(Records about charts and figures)
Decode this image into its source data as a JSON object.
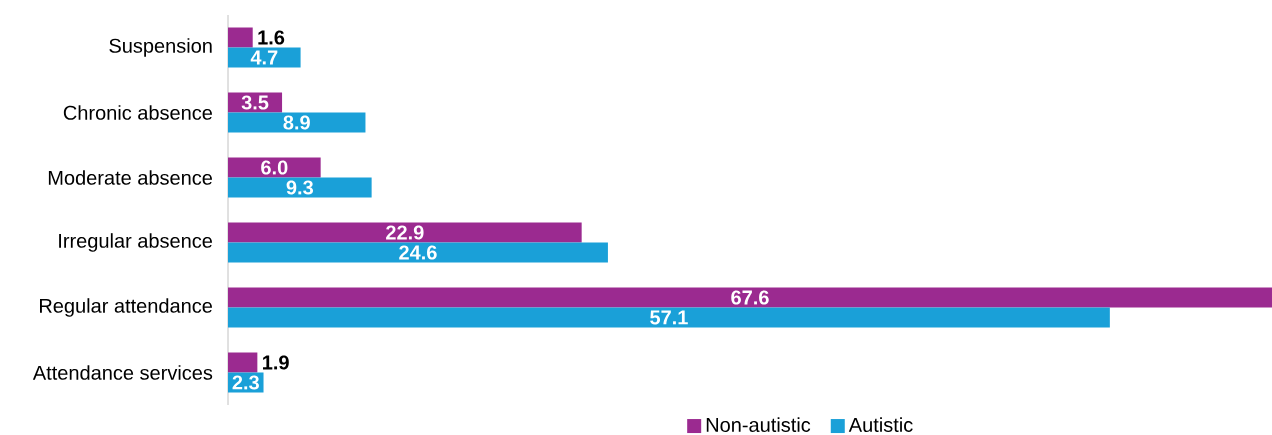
{
  "chart_data": {
    "type": "bar",
    "orientation": "horizontal",
    "categories": [
      "Suspension",
      "Chronic absence",
      "Moderate absence",
      "Irregular absence",
      "Regular attendance",
      "Attendance services"
    ],
    "series": [
      {
        "name": "Non-autistic",
        "color": "#9b2a90",
        "values": [
          1.6,
          3.5,
          6.0,
          22.9,
          67.6,
          1.9
        ],
        "value_labels": [
          "1.6",
          "3.5",
          "6.0",
          "22.9",
          "67.6",
          "1.9"
        ]
      },
      {
        "name": "Autistic",
        "color": "#1aa0d8",
        "values": [
          4.7,
          8.9,
          9.3,
          24.6,
          57.1,
          2.3
        ],
        "value_labels": [
          "4.7",
          "8.9",
          "9.3",
          "24.6",
          "57.1",
          "2.3"
        ]
      }
    ],
    "legend": "bottom"
  }
}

* [Exercise objective]: Write out the records above exactly as they stand, leaving out every picture.

* [The output]:
Decode this image into its source data as a JSON object.
{
  "chart_data": {
    "type": "bar",
    "orientation": "horizontal",
    "categories": [
      "Suspension",
      "Chronic absence",
      "Moderate absence",
      "Irregular absence",
      "Regular attendance",
      "Attendance services"
    ],
    "series": [
      {
        "name": "Non-autistic",
        "color": "#9b2a90",
        "values": [
          1.6,
          3.5,
          6.0,
          22.9,
          67.6,
          1.9
        ],
        "value_labels": [
          "1.6",
          "3.5",
          "6.0",
          "22.9",
          "67.6",
          "1.9"
        ]
      },
      {
        "name": "Autistic",
        "color": "#1aa0d8",
        "values": [
          4.7,
          8.9,
          9.3,
          24.6,
          57.1,
          2.3
        ],
        "value_labels": [
          "4.7",
          "8.9",
          "9.3",
          "24.6",
          "57.1",
          "2.3"
        ]
      }
    ],
    "legend": "bottom"
  }
}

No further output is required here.